• WRITTEN REQUEST
Below is a listing; write it out exactly and drop any images from it.

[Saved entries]

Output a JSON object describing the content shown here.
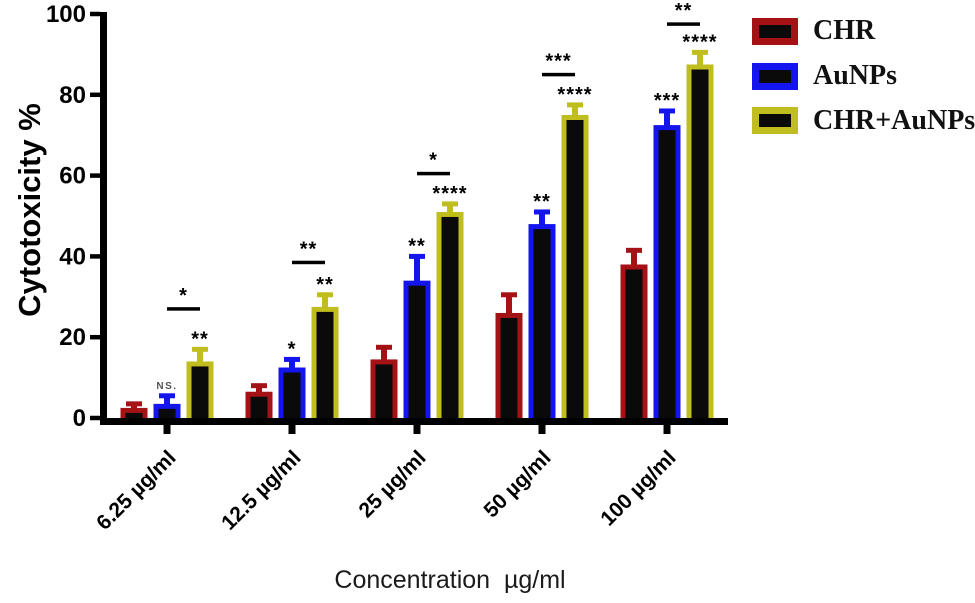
{
  "figure": {
    "background": "#ffffff"
  },
  "chart_data": {
    "type": "bar",
    "title": "",
    "ylabel": "Cytotoxicity %",
    "xlabel": "Concentration  µg/ml",
    "ylim": [
      0,
      100
    ],
    "yticks": [
      0,
      20,
      40,
      60,
      80,
      100
    ],
    "grid": false,
    "legend_position": "right",
    "bar_fill": "#0A0A0A",
    "axis_color": "#000000",
    "ns_label_color": "#555555",
    "categories": [
      "6.25 µg/ml",
      "12.5 µg/ml",
      "25 µg/ml",
      "50 µg/ml",
      "100 µg/ml"
    ],
    "series": [
      {
        "name": "CHR",
        "color": "#A41216",
        "values": [
          2.5,
          6.5,
          14.5,
          26,
          38
        ],
        "errors": [
          1,
          1.5,
          3,
          4.5,
          3.5
        ],
        "annotations": [
          "",
          "",
          "",
          "",
          ""
        ]
      },
      {
        "name": "AuNPs",
        "color": "#1414EE",
        "values": [
          3.5,
          12.5,
          34,
          48,
          72.5
        ],
        "errors": [
          2,
          2,
          6,
          3,
          3.5
        ],
        "annotations": [
          "NS.",
          "*",
          "**",
          "**",
          "***"
        ]
      },
      {
        "name": "CHR+AuNPs",
        "color": "#BFBE1E",
        "values": [
          14,
          27.5,
          51,
          75,
          87.5
        ],
        "errors": [
          3,
          3,
          2,
          2.5,
          3
        ],
        "annotations": [
          "**",
          "**",
          "****",
          "****",
          "****"
        ]
      }
    ],
    "comparison_brackets": [
      {
        "category_index": 0,
        "from_series": 1,
        "to_series": 2,
        "label": "*",
        "y": 27
      },
      {
        "category_index": 1,
        "from_series": 1,
        "to_series": 2,
        "label": "**",
        "y": 38.5
      },
      {
        "category_index": 2,
        "from_series": 1,
        "to_series": 2,
        "label": "*",
        "y": 60.5
      },
      {
        "category_index": 3,
        "from_series": 1,
        "to_series": 2,
        "label": "***",
        "y": 85
      },
      {
        "category_index": 4,
        "from_series": 1,
        "to_series": 2,
        "label": "**",
        "y": 97.5
      }
    ]
  }
}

• OUTPUT
Output a JSON object describing the content shown here.
{
  "figure": {
    "background": "#ffffff"
  },
  "chart_data": {
    "type": "bar",
    "title": "",
    "ylabel": "Cytotoxicity %",
    "xlabel": "Concentration  µg/ml",
    "ylim": [
      0,
      100
    ],
    "yticks": [
      0,
      20,
      40,
      60,
      80,
      100
    ],
    "grid": false,
    "legend_position": "right",
    "bar_fill": "#0A0A0A",
    "axis_color": "#000000",
    "ns_label_color": "#555555",
    "categories": [
      "6.25 µg/ml",
      "12.5 µg/ml",
      "25 µg/ml",
      "50 µg/ml",
      "100 µg/ml"
    ],
    "series": [
      {
        "name": "CHR",
        "color": "#A41216",
        "values": [
          2.5,
          6.5,
          14.5,
          26,
          38
        ],
        "errors": [
          1,
          1.5,
          3,
          4.5,
          3.5
        ],
        "annotations": [
          "",
          "",
          "",
          "",
          ""
        ]
      },
      {
        "name": "AuNPs",
        "color": "#1414EE",
        "values": [
          3.5,
          12.5,
          34,
          48,
          72.5
        ],
        "errors": [
          2,
          2,
          6,
          3,
          3.5
        ],
        "annotations": [
          "NS.",
          "*",
          "**",
          "**",
          "***"
        ]
      },
      {
        "name": "CHR+AuNPs",
        "color": "#BFBE1E",
        "values": [
          14,
          27.5,
          51,
          75,
          87.5
        ],
        "errors": [
          3,
          3,
          2,
          2.5,
          3
        ],
        "annotations": [
          "**",
          "**",
          "****",
          "****",
          "****"
        ]
      }
    ],
    "comparison_brackets": [
      {
        "category_index": 0,
        "from_series": 1,
        "to_series": 2,
        "label": "*",
        "y": 27
      },
      {
        "category_index": 1,
        "from_series": 1,
        "to_series": 2,
        "label": "**",
        "y": 38.5
      },
      {
        "category_index": 2,
        "from_series": 1,
        "to_series": 2,
        "label": "*",
        "y": 60.5
      },
      {
        "category_index": 3,
        "from_series": 1,
        "to_series": 2,
        "label": "***",
        "y": 85
      },
      {
        "category_index": 4,
        "from_series": 1,
        "to_series": 2,
        "label": "**",
        "y": 97.5
      }
    ]
  }
}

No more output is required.